• **EXERCISE OBJECTIVE**
Your answer is a single number: the count of lines that contain the string "いま君に伝えたいお金の話".

Start of SUPPLIED MATERIAL

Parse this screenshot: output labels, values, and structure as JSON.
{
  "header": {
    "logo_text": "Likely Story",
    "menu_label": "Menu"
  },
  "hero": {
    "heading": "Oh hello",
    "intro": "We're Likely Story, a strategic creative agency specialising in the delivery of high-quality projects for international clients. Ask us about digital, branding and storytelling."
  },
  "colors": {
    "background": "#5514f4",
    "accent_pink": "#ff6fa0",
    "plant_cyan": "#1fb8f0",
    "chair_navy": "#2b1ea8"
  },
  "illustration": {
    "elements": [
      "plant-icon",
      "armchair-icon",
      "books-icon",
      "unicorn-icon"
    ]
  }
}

End of SUPPLIED MATERIAL
Start of SUPPLIED MATERIAL

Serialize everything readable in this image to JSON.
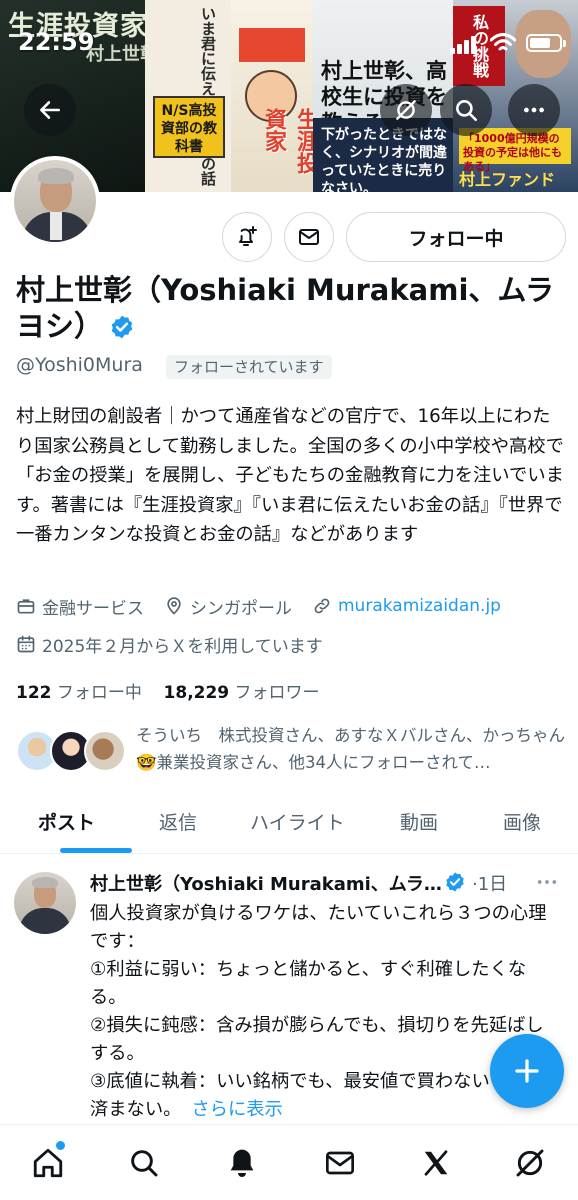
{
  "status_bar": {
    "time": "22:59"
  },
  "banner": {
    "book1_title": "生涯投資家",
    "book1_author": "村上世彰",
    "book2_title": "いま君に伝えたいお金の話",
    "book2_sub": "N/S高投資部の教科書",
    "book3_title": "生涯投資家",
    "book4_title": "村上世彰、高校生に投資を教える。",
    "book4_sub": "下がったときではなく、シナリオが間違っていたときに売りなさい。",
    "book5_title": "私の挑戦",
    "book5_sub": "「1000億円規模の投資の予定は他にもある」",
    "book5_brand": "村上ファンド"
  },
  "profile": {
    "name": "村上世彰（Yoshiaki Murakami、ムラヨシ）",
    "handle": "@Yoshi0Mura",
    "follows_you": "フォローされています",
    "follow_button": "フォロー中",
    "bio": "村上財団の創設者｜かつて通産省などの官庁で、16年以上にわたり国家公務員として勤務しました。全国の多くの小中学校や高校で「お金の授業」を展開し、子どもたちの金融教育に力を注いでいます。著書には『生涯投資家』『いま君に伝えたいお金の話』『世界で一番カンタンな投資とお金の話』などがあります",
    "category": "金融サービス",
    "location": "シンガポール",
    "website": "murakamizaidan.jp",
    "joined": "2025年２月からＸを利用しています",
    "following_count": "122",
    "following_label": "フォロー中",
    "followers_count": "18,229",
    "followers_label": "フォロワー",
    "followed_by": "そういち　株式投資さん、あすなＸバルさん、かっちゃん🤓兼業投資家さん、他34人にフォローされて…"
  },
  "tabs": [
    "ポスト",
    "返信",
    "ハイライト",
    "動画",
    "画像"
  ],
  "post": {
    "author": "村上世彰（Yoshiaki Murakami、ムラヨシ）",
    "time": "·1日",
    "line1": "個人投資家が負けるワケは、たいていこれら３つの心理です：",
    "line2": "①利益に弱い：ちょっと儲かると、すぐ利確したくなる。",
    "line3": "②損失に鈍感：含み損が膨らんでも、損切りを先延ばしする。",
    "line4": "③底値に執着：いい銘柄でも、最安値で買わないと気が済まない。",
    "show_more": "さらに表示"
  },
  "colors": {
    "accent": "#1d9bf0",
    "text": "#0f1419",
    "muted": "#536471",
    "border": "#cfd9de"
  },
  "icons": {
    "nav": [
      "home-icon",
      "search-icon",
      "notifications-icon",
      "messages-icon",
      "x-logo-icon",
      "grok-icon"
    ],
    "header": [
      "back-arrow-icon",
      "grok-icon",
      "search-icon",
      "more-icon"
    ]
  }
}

End of SUPPLIED MATERIAL
Start of SUPPLIED MATERIAL

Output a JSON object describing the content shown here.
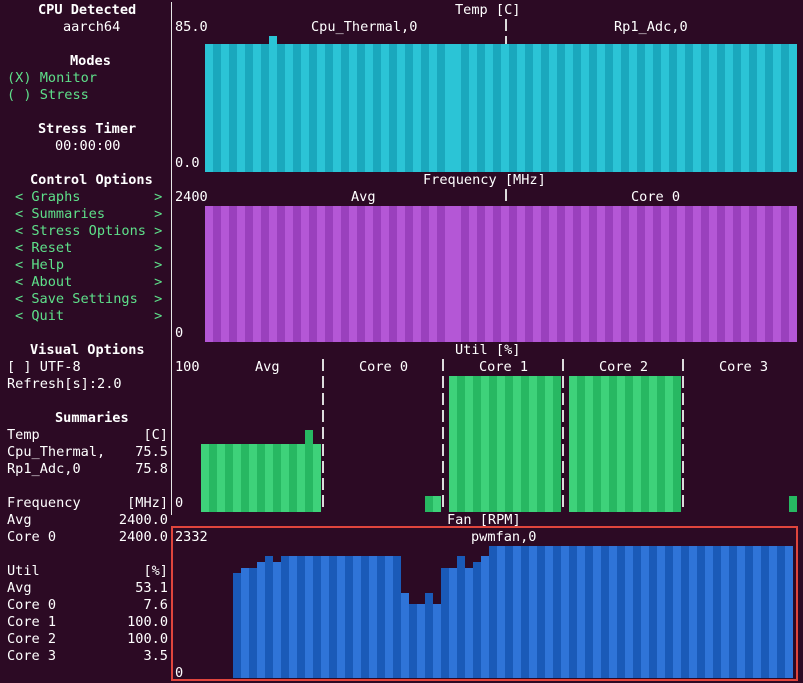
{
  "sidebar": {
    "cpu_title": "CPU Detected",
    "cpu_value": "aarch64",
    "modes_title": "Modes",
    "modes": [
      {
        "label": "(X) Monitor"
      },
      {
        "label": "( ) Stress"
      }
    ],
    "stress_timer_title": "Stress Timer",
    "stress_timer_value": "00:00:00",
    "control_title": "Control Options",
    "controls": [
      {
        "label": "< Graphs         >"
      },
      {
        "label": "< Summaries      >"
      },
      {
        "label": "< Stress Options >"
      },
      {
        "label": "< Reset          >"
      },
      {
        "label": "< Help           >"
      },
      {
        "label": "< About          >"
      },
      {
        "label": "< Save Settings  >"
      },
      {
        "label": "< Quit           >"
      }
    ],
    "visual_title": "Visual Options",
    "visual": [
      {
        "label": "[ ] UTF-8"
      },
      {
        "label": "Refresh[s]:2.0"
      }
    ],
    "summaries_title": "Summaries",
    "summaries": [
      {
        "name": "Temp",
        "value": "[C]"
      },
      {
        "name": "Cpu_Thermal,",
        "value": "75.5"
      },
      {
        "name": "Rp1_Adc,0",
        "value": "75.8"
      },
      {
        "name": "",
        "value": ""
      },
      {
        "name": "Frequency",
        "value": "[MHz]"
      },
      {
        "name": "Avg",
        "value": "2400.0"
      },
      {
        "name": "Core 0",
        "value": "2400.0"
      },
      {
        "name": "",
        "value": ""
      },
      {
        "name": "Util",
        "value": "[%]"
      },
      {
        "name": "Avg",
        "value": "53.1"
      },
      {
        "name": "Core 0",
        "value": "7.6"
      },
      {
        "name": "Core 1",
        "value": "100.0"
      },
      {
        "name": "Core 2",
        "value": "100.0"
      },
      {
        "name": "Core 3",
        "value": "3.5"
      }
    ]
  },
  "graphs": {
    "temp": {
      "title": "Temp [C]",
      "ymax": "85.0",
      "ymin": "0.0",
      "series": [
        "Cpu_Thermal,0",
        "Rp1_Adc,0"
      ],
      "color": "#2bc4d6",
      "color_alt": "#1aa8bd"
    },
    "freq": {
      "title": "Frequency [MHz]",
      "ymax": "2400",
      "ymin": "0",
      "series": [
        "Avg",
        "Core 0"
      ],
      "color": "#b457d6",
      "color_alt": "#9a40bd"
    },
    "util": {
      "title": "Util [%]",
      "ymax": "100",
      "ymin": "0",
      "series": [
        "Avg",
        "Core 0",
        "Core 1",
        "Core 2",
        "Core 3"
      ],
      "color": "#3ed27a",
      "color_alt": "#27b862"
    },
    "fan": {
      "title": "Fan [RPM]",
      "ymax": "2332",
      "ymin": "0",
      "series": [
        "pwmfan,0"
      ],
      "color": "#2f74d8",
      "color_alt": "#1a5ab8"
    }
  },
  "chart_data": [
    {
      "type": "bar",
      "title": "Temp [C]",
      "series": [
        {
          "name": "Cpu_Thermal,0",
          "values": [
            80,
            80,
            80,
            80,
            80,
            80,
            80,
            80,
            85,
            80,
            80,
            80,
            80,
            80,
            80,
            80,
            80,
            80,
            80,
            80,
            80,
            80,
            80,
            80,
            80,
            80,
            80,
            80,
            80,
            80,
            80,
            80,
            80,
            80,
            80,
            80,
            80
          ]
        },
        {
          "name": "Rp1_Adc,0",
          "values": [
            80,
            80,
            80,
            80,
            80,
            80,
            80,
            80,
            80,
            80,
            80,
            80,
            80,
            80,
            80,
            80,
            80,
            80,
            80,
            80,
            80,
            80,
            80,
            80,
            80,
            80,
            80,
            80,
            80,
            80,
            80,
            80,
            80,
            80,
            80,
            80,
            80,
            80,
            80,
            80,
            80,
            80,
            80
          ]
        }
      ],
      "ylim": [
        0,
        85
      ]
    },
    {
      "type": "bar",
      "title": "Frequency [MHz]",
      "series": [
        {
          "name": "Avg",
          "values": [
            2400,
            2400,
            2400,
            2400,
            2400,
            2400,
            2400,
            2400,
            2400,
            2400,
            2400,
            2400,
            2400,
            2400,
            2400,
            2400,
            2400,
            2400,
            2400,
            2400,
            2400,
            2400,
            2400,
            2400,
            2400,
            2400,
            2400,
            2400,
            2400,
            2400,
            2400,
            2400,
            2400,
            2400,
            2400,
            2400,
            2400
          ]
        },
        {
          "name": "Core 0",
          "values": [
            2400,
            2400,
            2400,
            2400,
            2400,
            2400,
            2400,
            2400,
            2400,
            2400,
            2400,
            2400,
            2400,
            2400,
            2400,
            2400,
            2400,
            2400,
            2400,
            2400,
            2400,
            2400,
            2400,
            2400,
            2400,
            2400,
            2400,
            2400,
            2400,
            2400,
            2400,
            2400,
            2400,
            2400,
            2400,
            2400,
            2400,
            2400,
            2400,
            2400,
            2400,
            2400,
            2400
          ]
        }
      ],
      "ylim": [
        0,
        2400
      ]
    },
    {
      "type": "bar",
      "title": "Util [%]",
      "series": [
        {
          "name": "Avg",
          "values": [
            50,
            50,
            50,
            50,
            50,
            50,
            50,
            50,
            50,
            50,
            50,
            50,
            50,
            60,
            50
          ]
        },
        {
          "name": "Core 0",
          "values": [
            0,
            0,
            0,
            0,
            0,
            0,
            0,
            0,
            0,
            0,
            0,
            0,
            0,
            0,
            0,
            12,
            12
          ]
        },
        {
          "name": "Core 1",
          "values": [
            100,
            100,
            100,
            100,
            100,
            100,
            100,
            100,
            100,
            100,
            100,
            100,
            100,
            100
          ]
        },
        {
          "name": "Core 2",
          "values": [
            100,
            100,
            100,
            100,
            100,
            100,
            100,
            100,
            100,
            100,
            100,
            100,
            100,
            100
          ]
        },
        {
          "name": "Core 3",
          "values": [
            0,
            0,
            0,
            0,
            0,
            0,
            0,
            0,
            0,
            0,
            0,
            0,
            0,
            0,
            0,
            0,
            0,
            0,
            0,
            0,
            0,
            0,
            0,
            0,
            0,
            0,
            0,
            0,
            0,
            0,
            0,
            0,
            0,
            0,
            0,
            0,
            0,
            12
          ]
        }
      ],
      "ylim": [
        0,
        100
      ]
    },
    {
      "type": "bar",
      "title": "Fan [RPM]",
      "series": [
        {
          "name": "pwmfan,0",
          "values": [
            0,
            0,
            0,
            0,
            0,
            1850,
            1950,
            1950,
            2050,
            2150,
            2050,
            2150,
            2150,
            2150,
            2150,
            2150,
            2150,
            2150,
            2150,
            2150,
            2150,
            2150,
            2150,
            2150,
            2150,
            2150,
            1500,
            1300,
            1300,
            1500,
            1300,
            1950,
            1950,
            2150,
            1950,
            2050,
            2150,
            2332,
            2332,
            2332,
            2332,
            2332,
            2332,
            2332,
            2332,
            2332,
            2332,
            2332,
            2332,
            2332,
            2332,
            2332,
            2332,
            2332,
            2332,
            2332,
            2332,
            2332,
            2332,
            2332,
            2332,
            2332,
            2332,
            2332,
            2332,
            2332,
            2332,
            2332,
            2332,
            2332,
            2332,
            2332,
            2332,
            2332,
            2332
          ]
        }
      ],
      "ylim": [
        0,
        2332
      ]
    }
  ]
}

End of SUPPLIED MATERIAL

• **ANSWER TO THIS TASK**
2